Copy out every record below with complete accuracy.

>> begin RECORDS PROVIDED

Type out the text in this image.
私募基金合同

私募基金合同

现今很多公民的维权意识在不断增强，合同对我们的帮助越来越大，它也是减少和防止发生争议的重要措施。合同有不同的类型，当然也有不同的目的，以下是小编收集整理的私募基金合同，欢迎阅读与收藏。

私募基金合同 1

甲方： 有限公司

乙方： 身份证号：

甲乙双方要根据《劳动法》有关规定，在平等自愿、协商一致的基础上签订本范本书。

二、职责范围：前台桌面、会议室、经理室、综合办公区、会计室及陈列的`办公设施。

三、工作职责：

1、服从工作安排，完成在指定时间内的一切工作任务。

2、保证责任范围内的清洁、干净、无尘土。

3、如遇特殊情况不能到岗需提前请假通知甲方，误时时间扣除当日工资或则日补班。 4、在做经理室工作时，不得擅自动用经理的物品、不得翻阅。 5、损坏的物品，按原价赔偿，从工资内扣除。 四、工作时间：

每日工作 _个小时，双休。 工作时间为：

>> end RECORDS PROVIDED

SOLUTION TO THE PROBLEM:
Type out the text in this image.
私募基金合同

私募基金合同

现今很多公民的维权意识在不断增强，合同对我们的帮助越来越大，它也是减少和防止发生争议的重要措施。合同有不同的类型，当然也有不同的目的，以下是小编收集整理的私募基金合同，欢迎阅读与收藏。

私募基金合同 1

甲方： 有限公司

乙方： 身份证号：

甲乙双方要根据《劳动法》有关规定，在平等自愿、协商一致的基础上签订本范本书。

二、职责范围：前台桌面、会议室、经理室、综合办公区、会计室及陈列的`办公设施。

三、工作职责：

1、服从工作安排，完成在指定时间内的一切工作任务。

2、保证责任范围内的清洁、干净、无尘土。

3、如遇特殊情况不能到岗需提前请假通知甲方，误时时间扣除当日工资或则日补班。 4、在做经理室工作时，不得擅自动用经理的物品、不得翻阅。 5、损坏的物品，按原价赔偿，从工资内扣除。 四、工作时间：

每日工作 _个小时，双休。 工作时间为：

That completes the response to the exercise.